Structs in Vex are pure data types that group related values together. Unlike many other systems languages, Vex structs primarily contain data; behavior is defined externally using Go-style methods.

Defining Structs

Basic Struct

vex
struct Point {
    x: f64,
    y: f64,
}

struct User {
    id: u64,
    name: string,
    email: string,
    active: bool,
}

Creating Instances

vex
let origin = Point { x: 0.0, y: 0.0 }

let user = User {
    id: 1,
    name: "Alice",
    email: "alice@example.com",
    active: true
}

Field Shorthand

When variable names match field names:

vex
fn create_user(name: string, email: string): User {
    let id = 123
    return User {
        id,
        name,
        email,
        active: true,
    }
}

Field visibility and export

Vex separates two concerns:

  • export controls whether the struct itself is visible outside the module
  • private:, readonly:, and public: control field visibility inside the struct

Section-based field visibility is the current model:

vex
export struct Account {
    private:
    internal_id: i64,

    readonly:
    balance: f64,

    public:
    name: string,
}
LabelAccess Level
private:Module-only (Default)
readonly:Publicly readable, Module-only writable
public:Fully accessible

If no section label is present, fields default to private:.

Layout annotation records
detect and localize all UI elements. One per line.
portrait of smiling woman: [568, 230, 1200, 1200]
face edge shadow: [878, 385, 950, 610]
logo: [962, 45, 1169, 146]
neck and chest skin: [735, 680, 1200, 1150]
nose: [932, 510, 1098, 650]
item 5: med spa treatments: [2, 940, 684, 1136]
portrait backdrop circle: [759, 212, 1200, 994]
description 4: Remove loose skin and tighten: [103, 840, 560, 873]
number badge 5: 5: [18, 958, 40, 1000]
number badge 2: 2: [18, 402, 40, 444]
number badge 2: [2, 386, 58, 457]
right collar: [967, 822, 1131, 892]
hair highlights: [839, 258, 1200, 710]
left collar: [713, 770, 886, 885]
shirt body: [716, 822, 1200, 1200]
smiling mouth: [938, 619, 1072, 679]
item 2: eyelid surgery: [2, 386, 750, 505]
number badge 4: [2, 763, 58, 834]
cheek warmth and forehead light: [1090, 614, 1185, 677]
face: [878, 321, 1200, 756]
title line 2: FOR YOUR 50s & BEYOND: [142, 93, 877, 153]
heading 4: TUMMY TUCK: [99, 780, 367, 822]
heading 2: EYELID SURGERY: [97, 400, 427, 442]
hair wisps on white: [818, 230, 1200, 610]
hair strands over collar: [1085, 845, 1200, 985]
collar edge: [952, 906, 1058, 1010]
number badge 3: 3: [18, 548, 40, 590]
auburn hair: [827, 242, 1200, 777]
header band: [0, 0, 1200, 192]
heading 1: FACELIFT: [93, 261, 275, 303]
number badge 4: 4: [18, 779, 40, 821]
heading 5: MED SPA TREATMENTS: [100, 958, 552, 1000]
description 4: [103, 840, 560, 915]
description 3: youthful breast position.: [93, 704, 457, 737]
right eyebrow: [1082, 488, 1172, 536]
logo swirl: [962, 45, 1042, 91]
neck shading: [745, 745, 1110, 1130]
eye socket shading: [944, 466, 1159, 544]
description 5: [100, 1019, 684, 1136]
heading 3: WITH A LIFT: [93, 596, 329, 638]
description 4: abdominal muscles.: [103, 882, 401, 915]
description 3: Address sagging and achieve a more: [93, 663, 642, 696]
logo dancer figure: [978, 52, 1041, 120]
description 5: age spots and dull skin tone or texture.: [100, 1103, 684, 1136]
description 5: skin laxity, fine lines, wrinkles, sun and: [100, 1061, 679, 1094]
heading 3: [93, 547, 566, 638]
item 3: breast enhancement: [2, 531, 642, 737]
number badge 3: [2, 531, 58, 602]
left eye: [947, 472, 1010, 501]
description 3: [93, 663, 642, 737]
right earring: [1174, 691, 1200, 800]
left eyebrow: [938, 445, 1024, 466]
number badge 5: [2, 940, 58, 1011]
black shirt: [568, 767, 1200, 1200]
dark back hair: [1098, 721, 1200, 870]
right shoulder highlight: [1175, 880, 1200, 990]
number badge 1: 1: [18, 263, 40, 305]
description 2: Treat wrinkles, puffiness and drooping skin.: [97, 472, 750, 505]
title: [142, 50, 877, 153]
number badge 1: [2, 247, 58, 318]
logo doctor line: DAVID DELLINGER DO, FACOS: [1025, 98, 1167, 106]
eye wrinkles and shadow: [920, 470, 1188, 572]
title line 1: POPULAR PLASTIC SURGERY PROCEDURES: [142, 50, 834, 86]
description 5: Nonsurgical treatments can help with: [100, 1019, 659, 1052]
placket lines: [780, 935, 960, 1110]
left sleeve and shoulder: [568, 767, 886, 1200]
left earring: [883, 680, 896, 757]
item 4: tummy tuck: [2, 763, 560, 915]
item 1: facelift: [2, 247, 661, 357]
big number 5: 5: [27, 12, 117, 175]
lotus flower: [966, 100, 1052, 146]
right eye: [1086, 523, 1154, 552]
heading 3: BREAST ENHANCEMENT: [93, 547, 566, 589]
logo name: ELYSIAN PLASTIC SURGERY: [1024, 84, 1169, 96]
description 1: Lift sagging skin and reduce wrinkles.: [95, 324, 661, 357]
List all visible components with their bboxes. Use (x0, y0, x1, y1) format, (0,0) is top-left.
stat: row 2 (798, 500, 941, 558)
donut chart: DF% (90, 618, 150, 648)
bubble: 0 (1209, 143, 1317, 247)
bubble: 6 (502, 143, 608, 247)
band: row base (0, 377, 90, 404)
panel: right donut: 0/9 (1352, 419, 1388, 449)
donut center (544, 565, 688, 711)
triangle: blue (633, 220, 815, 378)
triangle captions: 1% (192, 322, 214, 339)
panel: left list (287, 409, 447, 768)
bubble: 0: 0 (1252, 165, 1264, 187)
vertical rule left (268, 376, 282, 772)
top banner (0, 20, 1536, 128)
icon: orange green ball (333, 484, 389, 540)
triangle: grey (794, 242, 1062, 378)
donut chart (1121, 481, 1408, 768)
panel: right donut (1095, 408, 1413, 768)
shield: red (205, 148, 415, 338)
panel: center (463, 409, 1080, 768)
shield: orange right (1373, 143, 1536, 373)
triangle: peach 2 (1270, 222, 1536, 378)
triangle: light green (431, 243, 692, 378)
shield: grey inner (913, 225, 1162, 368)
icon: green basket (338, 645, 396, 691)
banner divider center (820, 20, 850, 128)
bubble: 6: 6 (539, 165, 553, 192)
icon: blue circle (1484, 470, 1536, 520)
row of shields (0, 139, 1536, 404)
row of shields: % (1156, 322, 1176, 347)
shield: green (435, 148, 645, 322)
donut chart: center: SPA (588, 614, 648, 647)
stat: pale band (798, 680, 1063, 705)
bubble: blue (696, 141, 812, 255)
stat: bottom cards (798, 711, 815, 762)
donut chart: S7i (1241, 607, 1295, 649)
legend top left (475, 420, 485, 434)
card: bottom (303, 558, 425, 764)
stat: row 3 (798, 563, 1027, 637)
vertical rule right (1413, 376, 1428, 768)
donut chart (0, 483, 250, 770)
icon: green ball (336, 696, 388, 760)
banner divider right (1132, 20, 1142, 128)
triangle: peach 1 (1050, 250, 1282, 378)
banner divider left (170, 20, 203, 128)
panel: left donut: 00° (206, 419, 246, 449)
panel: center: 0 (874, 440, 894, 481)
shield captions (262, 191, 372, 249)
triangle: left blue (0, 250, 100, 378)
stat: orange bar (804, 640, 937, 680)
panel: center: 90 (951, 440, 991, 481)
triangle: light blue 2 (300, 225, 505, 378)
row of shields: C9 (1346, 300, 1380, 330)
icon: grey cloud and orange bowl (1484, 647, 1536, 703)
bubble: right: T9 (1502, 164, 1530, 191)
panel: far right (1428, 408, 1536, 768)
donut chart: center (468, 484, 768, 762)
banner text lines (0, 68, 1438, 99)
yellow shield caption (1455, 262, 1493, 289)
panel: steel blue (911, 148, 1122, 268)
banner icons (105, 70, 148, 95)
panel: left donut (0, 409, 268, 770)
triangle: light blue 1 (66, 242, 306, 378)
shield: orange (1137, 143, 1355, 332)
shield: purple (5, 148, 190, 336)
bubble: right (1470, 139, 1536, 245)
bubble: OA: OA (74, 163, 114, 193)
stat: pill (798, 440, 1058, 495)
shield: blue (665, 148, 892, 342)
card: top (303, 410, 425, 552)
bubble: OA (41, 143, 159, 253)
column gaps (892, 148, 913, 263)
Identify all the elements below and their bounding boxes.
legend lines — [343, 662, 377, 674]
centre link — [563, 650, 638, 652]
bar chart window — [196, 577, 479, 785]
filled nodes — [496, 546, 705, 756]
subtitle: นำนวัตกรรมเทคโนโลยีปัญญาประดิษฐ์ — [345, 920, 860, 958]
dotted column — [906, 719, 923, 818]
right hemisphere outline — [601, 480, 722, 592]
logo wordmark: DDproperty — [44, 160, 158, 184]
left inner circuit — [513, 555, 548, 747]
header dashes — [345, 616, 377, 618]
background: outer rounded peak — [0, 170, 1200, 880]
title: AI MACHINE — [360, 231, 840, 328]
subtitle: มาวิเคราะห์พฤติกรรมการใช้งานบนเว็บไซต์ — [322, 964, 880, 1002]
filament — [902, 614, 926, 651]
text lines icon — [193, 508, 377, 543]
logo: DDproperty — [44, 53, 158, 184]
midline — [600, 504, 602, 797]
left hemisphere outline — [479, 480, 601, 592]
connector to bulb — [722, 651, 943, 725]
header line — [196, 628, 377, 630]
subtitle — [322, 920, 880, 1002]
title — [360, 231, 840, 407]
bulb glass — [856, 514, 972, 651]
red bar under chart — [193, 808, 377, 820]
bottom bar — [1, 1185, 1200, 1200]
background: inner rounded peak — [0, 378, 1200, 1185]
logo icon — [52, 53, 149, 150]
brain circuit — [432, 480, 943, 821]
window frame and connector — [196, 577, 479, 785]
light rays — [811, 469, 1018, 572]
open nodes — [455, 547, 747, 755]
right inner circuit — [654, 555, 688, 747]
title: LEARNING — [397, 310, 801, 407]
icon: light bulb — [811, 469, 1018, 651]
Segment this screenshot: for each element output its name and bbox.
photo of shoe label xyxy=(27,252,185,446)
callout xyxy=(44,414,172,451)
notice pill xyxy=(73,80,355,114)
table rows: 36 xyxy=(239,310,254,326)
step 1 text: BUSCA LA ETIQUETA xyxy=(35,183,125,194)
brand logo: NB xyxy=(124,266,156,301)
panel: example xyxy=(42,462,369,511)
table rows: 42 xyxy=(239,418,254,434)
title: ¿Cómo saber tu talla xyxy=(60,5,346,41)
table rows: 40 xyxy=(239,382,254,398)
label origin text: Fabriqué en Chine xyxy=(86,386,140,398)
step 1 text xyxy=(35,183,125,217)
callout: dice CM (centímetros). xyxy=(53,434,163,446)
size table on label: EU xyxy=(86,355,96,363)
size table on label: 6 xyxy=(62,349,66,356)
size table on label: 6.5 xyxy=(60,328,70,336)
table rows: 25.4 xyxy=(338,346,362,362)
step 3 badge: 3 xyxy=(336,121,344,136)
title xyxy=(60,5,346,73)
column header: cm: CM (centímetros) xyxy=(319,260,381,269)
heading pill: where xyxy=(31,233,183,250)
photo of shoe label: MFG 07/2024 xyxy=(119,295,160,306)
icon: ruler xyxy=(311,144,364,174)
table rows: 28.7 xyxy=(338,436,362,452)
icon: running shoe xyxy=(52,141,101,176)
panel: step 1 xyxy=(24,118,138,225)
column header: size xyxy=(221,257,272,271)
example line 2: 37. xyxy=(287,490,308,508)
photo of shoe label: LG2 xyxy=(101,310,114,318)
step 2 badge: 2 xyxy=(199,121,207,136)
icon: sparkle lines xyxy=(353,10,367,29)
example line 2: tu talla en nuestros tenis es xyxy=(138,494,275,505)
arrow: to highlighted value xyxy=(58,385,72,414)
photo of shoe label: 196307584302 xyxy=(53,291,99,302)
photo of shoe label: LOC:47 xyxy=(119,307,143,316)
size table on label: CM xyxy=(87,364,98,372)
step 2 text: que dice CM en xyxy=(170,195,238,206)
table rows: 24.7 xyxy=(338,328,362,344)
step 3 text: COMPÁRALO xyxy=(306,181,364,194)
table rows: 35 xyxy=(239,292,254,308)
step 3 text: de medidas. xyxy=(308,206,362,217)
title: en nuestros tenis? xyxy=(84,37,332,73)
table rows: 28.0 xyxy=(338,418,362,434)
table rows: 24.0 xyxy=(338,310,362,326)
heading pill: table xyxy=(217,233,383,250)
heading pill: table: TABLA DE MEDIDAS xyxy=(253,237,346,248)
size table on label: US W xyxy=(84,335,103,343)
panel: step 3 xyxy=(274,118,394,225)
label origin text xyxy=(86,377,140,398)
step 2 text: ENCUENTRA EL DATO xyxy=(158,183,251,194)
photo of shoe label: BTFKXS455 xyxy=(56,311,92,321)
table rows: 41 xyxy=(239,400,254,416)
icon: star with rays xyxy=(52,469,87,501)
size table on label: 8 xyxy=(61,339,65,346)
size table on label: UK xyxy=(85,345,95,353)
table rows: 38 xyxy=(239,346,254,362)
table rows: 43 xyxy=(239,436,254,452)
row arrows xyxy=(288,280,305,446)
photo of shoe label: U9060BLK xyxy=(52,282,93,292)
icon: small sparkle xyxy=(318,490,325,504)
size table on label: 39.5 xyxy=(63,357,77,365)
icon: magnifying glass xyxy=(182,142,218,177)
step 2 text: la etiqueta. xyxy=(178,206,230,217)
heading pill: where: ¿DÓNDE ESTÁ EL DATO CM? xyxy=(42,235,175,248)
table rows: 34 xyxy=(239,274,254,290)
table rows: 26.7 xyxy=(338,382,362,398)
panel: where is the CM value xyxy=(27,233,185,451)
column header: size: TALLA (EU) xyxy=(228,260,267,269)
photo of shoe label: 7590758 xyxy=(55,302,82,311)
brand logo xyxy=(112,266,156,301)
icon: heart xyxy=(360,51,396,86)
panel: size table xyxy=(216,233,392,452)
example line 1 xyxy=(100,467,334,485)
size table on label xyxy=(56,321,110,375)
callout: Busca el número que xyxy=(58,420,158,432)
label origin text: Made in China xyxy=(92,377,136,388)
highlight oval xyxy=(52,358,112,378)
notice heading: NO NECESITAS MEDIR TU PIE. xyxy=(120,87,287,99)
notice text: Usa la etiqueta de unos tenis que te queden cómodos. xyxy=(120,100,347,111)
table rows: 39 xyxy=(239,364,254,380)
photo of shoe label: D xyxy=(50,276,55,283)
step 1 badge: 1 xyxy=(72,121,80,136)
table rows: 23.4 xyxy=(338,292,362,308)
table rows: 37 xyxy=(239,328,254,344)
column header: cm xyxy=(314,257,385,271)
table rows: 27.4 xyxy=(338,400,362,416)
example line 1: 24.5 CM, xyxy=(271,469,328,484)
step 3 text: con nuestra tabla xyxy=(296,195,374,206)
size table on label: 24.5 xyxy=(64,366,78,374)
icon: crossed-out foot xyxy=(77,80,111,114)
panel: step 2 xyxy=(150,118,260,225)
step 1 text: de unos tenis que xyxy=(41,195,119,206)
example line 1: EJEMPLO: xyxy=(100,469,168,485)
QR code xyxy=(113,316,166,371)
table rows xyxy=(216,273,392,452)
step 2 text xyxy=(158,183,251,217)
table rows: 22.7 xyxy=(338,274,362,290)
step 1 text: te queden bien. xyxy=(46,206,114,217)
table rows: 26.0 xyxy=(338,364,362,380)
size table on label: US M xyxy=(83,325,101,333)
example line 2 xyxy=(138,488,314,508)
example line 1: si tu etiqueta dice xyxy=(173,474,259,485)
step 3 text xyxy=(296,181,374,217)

WHAT TO DO.
**A)** In the create_user function of the Vex structs passage, explain why id, name and email can appear in the User literal without a colon and value.
**B)** According to the Vex structs passage, what access does the readonly: label give a field?
Answer from the Vex structs passage only.

OUTPUTS FOR THE TASKS.
**A)** The passage's field shorthand applies when variable names match field names. In create_user, the local variable id and the parameters name and email share their names with User's fields, so each can be listed by name alone. Only active needs an explicit value, true.

**B)** Publicly readable, Module-only writable.